Start EXCERPTED DATA

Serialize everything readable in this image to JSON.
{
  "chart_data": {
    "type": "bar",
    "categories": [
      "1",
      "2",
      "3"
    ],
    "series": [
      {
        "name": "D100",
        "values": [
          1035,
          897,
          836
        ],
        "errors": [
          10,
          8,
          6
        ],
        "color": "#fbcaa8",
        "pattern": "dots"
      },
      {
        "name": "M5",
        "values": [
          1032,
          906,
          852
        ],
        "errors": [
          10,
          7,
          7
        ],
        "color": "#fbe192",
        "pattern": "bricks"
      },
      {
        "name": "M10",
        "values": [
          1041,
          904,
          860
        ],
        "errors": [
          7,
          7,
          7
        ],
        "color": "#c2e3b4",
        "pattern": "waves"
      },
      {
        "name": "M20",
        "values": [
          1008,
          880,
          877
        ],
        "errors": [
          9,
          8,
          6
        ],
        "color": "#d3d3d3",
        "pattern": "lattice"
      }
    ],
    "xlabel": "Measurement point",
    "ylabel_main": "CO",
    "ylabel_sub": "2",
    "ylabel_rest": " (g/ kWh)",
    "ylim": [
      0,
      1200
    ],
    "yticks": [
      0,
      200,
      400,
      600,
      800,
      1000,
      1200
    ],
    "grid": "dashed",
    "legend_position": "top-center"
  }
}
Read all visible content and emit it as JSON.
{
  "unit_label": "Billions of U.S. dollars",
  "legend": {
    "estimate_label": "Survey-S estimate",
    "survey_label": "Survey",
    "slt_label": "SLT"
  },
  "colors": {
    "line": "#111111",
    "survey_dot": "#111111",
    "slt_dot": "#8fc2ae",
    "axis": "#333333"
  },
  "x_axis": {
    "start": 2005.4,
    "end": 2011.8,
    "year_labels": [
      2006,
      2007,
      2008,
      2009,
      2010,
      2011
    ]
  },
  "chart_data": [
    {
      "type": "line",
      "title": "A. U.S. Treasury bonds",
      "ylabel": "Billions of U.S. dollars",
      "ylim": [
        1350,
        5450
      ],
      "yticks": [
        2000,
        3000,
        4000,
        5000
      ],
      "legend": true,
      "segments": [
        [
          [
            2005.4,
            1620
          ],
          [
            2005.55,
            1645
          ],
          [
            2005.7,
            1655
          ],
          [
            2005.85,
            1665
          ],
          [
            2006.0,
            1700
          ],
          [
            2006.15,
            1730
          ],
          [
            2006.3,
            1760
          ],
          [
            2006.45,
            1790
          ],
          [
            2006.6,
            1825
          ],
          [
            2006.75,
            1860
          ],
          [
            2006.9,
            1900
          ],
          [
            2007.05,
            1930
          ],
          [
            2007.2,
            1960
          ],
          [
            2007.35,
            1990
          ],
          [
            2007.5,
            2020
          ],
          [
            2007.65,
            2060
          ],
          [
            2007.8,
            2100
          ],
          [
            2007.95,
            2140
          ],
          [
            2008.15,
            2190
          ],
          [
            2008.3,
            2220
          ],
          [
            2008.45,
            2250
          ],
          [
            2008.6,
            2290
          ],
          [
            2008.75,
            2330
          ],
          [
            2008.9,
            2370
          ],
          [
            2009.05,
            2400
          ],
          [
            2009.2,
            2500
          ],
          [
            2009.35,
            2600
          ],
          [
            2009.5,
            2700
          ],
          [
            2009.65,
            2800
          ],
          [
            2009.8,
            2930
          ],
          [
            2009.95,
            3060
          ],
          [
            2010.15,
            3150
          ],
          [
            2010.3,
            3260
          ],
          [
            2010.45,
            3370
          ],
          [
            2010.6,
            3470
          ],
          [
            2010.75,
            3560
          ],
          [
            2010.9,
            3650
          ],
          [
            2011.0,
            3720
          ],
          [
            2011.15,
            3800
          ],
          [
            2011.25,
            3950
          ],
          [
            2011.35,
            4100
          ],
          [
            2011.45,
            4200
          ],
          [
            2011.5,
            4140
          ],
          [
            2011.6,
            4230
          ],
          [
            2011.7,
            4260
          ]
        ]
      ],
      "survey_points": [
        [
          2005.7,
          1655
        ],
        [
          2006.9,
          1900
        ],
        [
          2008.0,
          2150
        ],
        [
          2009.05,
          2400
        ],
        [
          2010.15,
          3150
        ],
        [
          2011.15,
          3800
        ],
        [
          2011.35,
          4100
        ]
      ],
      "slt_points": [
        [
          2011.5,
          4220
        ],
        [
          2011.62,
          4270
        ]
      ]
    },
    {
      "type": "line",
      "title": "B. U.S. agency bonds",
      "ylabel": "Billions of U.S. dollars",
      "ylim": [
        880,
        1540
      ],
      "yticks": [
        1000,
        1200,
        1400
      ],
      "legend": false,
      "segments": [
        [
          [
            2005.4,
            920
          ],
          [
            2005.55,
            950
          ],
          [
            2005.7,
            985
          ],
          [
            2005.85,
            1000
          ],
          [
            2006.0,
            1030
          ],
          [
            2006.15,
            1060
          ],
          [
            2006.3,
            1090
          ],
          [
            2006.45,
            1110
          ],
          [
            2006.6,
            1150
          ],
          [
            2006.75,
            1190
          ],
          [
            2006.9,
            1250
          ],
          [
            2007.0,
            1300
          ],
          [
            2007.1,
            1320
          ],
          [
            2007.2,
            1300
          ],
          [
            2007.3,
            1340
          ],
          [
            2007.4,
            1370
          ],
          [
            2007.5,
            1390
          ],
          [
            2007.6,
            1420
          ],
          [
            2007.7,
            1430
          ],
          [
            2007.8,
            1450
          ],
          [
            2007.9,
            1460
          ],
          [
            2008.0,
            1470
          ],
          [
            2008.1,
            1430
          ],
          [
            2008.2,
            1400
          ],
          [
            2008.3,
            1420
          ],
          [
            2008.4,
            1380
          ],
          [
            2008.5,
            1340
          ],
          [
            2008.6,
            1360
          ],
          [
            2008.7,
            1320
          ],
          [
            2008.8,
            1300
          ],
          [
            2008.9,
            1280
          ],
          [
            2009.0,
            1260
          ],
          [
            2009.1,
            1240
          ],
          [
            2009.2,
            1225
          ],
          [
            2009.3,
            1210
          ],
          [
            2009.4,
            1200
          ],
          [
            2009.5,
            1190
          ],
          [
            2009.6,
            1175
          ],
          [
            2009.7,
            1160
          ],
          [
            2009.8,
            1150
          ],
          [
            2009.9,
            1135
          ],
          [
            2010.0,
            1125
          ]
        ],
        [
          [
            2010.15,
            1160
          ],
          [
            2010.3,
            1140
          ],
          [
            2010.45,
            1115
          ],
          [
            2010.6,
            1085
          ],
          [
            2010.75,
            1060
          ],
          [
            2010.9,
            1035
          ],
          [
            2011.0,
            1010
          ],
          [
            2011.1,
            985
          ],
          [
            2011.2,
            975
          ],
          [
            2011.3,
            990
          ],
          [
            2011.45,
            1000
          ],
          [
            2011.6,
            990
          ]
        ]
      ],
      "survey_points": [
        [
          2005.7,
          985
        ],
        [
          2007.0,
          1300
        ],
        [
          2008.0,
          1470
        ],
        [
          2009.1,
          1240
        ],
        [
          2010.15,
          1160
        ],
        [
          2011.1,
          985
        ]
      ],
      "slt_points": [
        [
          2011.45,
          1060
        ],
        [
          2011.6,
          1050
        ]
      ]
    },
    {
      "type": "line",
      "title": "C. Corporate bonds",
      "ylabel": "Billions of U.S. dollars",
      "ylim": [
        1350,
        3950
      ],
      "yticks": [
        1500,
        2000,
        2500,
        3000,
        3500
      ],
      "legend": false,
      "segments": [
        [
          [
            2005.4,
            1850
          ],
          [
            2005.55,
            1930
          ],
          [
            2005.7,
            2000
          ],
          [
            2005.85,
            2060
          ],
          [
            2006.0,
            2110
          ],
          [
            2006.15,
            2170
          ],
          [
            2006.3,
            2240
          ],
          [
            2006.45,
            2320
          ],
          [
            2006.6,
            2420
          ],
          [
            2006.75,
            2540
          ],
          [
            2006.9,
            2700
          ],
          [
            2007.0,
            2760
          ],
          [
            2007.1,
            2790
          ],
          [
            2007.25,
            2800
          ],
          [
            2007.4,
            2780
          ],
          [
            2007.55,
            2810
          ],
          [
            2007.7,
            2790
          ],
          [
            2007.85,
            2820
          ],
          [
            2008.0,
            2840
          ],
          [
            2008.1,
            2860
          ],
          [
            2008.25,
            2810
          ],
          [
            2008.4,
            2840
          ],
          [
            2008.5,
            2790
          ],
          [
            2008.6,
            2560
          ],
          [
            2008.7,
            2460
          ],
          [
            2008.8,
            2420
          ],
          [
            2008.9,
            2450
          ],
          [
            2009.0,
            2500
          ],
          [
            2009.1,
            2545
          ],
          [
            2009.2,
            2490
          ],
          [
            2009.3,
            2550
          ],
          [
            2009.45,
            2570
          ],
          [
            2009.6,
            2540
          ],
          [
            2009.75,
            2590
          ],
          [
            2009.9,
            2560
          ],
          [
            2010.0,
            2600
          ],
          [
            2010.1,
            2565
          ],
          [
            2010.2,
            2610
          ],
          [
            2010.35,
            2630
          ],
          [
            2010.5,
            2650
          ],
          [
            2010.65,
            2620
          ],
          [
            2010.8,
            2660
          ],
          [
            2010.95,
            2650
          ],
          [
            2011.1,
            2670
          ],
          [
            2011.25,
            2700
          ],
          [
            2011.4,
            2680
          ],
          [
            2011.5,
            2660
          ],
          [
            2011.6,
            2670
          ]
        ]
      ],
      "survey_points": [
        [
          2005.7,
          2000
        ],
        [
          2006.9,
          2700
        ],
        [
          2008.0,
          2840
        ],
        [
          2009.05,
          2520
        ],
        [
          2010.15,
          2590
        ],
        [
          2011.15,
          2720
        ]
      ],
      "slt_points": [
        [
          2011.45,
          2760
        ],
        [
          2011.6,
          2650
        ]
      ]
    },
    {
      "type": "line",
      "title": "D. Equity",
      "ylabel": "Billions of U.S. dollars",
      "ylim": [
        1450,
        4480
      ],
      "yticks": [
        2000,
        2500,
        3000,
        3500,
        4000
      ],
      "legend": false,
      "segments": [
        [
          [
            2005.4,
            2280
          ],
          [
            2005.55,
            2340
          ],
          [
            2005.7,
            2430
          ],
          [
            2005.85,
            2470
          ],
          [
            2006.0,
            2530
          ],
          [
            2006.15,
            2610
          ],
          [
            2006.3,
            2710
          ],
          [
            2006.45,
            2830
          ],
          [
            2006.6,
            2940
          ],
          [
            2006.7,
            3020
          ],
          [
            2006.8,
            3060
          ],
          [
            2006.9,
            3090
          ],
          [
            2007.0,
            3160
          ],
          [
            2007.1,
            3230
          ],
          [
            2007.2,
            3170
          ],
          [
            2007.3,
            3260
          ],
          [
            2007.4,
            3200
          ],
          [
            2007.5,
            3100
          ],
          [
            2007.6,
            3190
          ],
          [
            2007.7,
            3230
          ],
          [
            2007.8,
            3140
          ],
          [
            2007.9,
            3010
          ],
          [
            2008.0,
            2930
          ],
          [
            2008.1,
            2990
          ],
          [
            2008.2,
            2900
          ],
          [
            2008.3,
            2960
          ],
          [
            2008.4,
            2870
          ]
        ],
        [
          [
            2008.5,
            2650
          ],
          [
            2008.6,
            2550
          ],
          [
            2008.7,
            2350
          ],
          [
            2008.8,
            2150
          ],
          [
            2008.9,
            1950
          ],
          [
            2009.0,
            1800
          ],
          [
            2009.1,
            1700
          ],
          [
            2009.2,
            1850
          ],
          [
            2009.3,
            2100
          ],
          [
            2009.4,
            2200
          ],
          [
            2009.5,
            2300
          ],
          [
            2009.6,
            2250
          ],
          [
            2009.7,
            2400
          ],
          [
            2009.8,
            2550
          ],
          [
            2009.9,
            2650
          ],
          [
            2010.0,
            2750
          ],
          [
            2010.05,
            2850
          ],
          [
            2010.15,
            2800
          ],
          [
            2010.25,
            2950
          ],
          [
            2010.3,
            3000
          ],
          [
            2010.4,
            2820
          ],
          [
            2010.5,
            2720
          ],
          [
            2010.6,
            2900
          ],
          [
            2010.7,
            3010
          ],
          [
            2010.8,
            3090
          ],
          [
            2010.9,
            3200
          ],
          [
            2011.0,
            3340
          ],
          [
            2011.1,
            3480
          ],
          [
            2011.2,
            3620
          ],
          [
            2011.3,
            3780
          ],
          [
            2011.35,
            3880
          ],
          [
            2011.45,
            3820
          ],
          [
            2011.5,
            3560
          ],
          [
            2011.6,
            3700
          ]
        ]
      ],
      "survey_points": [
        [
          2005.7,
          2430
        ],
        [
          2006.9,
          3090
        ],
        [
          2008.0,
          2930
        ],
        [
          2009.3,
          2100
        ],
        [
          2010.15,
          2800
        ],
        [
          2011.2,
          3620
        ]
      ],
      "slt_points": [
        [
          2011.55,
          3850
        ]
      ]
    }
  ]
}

End EXCERPTED DATA

*PROBLEM REQUIREMENTS*:
Look for lines containing the string "title" and copy them all.

*WRITTEN RESPONSE*:
      "title": "A. U.S. Treasury bonds",
      "title": "B. U.S. agency bonds",
      "title": "C. Corporate bonds",
      "title": "D. Equity",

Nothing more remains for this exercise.